──────── DATASET ROWS ────────
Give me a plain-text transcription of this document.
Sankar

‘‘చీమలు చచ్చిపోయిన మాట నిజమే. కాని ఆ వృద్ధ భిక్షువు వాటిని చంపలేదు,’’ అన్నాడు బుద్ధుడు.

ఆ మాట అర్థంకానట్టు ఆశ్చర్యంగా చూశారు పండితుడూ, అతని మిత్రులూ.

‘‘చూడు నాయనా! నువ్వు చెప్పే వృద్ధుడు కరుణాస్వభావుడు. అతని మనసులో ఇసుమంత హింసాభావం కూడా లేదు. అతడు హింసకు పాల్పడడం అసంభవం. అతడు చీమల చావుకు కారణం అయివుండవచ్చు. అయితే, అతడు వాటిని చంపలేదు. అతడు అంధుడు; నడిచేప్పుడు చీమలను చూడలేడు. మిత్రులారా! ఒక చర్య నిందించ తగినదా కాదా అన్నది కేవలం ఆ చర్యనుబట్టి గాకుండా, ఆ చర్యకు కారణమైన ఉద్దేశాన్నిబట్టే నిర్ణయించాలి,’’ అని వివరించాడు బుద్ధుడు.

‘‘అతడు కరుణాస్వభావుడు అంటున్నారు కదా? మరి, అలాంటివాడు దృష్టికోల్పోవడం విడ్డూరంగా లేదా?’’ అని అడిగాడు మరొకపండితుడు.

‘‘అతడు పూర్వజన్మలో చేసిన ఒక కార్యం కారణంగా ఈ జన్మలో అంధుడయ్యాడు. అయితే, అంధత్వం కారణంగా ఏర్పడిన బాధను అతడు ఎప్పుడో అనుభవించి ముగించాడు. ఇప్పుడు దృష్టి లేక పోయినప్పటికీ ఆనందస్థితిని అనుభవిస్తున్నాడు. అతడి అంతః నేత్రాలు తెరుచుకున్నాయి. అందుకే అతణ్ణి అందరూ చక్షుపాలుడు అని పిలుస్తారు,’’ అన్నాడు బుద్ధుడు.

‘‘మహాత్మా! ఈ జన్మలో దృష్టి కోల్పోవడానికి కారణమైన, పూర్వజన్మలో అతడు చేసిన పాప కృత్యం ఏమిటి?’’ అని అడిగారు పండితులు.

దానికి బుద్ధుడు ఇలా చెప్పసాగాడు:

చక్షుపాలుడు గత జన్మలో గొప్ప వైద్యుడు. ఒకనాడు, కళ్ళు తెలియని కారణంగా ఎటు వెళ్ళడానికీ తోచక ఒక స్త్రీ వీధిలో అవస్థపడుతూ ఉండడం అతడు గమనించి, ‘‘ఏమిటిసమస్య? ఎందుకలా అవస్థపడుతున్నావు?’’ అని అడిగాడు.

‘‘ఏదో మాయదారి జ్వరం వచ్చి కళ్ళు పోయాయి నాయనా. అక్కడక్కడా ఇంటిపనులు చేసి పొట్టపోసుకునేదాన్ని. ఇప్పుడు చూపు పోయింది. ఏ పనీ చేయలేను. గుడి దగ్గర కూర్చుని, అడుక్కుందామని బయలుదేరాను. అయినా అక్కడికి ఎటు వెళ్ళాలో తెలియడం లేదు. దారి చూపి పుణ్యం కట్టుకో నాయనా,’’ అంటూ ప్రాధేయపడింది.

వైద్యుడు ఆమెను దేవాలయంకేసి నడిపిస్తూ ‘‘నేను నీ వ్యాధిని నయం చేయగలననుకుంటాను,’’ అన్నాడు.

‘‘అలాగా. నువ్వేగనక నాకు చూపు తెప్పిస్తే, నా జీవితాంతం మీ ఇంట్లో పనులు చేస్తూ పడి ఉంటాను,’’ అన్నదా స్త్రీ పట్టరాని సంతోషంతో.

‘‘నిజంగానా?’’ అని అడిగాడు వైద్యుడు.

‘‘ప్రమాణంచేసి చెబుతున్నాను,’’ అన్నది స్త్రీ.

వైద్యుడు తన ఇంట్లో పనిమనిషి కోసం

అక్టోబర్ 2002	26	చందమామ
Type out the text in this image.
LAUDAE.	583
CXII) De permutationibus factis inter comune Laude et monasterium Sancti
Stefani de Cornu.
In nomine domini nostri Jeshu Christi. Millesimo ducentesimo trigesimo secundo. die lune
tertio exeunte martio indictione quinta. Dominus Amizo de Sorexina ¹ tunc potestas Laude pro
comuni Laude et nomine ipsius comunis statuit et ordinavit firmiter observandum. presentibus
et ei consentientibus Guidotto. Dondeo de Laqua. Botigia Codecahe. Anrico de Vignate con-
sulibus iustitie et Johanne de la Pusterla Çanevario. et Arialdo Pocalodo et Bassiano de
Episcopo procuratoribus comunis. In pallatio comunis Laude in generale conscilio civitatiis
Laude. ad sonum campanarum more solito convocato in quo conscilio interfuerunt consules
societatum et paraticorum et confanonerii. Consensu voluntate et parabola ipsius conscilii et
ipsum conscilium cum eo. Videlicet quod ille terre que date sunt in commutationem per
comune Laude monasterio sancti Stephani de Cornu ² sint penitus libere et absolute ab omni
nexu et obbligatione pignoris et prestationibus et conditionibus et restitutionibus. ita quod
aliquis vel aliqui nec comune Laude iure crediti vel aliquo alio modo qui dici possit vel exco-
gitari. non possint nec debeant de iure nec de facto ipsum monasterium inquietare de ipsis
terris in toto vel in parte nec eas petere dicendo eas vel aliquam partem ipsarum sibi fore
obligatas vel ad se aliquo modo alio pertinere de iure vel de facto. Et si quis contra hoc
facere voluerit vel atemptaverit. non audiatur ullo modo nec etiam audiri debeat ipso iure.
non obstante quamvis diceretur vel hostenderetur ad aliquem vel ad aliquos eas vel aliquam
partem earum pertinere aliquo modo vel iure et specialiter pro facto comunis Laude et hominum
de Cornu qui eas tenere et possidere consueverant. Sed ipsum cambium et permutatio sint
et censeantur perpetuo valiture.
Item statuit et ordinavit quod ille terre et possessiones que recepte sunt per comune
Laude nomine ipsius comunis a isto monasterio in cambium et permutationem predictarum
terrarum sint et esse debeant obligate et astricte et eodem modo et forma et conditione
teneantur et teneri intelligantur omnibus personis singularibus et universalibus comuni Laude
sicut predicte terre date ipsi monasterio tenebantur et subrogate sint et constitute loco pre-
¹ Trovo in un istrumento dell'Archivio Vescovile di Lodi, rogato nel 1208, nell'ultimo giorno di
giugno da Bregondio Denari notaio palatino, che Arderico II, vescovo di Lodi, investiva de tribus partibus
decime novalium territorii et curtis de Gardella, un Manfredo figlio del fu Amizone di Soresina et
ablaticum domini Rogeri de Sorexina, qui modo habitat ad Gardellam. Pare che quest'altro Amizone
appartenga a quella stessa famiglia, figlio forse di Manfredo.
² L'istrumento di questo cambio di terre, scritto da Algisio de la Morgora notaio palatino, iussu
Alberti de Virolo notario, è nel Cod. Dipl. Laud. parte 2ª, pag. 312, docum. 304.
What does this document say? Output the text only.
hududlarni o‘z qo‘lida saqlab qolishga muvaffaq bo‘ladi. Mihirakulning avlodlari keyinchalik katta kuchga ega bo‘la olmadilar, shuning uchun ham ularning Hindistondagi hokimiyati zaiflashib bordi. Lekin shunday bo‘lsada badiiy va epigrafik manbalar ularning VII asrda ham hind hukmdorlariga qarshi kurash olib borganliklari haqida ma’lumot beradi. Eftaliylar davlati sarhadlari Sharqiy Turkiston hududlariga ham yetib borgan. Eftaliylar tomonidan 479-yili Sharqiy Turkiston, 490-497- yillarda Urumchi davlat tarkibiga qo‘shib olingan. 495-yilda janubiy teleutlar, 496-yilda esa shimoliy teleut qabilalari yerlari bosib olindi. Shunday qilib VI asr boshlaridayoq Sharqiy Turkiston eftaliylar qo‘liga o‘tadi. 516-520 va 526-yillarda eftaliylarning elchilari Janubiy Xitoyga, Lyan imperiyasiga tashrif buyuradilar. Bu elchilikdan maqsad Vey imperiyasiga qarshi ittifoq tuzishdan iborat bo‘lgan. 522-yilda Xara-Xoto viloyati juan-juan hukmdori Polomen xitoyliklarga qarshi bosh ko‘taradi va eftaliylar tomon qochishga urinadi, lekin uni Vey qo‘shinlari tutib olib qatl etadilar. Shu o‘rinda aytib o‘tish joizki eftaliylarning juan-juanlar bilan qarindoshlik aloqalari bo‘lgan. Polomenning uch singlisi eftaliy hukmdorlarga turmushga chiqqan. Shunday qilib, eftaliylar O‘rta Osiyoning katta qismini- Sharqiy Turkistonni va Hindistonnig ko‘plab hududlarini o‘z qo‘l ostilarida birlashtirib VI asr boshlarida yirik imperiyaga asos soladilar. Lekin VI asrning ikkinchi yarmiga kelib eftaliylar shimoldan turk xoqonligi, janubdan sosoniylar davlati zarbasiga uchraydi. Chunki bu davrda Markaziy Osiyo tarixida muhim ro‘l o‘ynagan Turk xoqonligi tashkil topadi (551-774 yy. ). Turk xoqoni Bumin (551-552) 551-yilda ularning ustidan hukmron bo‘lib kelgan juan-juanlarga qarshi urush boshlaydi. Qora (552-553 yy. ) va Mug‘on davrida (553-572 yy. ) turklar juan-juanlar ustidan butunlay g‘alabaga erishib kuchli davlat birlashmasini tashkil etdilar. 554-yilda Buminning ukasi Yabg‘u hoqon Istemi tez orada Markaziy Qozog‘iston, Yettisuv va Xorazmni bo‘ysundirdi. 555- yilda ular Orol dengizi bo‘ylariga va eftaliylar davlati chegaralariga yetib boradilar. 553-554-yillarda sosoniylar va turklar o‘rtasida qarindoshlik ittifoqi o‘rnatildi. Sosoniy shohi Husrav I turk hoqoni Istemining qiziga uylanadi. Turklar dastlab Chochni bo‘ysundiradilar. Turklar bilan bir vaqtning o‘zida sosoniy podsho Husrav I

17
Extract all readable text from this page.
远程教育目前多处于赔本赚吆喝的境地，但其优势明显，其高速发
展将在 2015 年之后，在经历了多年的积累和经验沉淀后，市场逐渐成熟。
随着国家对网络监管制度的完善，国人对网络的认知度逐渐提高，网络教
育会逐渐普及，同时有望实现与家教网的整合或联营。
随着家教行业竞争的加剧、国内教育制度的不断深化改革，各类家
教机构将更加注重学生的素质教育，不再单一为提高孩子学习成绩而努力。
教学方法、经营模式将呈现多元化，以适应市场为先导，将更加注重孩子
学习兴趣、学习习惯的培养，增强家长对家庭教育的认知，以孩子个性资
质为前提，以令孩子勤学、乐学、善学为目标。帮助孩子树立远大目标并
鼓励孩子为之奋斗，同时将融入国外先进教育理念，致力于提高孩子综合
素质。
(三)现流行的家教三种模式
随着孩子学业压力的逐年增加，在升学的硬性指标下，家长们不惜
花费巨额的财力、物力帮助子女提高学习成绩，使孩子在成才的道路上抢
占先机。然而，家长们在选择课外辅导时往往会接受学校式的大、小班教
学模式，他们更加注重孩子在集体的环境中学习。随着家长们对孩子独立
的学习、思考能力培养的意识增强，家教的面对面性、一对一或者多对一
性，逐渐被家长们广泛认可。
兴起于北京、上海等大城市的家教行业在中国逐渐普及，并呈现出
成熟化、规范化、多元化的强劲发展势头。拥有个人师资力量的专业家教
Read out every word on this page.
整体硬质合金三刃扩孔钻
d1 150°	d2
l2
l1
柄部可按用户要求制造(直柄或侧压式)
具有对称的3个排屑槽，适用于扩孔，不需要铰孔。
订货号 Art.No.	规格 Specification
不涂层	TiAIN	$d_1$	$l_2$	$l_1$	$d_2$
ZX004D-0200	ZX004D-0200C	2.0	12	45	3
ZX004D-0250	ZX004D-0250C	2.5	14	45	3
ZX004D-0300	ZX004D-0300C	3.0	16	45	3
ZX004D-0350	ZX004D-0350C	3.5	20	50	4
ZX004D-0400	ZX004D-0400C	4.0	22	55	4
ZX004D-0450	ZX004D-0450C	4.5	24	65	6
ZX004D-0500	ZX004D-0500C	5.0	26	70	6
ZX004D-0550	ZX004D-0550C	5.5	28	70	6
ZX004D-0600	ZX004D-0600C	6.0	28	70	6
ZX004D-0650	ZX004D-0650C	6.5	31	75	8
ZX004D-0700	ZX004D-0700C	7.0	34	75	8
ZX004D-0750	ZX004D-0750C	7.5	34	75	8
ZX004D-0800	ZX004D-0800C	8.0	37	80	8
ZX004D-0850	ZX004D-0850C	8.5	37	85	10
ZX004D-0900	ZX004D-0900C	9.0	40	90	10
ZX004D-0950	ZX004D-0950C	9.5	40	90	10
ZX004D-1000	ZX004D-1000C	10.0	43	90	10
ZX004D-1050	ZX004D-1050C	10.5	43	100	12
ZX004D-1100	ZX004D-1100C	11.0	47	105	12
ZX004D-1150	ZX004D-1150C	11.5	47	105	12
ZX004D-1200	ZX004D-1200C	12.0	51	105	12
────────
[WHAT IS REQUIRED]
Within the records above, how many lines include the word "Manfredo"? State the number by itself.

[EXERCISE RESPONSE]
2